Source records:
########
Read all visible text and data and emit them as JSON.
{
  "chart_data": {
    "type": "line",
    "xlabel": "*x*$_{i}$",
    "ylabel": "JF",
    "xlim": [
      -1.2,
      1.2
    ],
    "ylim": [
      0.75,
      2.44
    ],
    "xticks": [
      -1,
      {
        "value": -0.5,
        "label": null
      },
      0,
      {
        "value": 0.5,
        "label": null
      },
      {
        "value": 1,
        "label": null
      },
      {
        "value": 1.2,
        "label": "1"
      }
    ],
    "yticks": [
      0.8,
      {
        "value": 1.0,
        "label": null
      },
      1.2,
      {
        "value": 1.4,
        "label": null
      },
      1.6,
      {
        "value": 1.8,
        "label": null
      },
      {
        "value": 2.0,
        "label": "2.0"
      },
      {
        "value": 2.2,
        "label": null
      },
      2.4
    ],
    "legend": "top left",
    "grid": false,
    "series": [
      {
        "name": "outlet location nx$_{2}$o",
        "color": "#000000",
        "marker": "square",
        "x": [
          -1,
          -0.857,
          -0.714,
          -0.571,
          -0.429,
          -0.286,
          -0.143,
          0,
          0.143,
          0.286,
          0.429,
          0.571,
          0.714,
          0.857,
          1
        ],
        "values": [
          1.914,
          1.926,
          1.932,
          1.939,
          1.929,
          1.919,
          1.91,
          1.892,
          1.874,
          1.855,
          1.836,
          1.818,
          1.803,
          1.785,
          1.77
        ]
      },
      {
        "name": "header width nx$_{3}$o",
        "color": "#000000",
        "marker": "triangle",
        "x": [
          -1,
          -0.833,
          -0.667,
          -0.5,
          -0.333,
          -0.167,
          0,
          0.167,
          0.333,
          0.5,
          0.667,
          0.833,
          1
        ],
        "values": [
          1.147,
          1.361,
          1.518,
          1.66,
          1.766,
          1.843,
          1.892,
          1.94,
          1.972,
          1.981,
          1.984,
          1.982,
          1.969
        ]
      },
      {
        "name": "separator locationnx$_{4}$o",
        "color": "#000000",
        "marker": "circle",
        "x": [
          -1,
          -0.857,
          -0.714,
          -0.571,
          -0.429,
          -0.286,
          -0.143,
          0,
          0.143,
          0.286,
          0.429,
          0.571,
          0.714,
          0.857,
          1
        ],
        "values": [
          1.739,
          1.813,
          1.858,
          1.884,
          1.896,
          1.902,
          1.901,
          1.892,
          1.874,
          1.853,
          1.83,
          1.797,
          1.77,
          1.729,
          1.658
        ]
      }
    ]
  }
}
########
Report how many lines of the preceding records include "name". Output the number only.

3